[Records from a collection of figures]

>>>>

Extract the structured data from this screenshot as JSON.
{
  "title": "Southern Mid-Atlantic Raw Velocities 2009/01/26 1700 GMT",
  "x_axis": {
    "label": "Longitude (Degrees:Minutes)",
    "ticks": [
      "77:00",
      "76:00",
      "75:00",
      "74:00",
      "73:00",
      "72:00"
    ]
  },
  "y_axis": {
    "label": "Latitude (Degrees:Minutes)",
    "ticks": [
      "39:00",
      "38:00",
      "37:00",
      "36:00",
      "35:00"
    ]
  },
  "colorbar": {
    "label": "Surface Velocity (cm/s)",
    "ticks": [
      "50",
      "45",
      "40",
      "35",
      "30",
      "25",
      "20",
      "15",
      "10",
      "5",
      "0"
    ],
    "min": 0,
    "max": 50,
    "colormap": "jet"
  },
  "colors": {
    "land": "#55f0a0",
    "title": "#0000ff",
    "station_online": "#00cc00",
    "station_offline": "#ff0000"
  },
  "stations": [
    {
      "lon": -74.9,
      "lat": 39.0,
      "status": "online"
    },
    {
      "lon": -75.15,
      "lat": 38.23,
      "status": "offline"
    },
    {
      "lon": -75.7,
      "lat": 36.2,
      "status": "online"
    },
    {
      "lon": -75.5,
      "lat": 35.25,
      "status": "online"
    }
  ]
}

<<<<

* STATED PROBLEM: Scan the records above for the string "title", then select every line that holds it.

* OUTPUT BELOW:
  "title": "Southern Mid-Atlantic Raw Velocities 2009/01/26 1700 GMT",
    "title": "#0000ff",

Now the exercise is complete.